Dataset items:
=======

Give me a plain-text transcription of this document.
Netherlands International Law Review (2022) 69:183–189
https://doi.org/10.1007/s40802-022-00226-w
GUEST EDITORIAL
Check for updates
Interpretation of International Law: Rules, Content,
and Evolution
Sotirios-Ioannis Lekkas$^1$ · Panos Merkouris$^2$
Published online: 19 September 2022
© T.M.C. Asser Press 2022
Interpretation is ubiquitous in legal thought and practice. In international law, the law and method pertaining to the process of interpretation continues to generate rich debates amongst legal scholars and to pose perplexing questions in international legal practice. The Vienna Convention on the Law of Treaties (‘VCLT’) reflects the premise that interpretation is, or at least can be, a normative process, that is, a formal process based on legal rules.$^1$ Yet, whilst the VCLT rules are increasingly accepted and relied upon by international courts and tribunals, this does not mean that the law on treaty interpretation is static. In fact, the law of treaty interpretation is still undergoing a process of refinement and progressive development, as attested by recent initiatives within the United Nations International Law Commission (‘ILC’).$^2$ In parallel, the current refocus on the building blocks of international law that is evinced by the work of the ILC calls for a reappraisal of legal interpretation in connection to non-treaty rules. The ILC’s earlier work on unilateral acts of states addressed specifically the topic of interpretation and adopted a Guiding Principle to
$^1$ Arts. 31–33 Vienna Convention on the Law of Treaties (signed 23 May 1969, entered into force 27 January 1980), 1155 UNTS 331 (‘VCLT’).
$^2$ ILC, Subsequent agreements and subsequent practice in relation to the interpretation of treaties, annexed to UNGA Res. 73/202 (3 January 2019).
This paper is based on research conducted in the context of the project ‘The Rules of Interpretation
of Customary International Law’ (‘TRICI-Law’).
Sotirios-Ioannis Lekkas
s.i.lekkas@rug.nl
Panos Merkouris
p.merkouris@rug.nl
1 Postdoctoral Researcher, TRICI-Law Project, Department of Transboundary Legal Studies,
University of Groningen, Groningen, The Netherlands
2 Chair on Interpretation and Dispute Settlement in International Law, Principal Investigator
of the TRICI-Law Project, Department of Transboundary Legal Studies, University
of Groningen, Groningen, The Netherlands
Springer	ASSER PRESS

=======

## Task
Give the count of lines in the data above that hold the string "TRICI", with no additional words.

## Answer to this exercise
3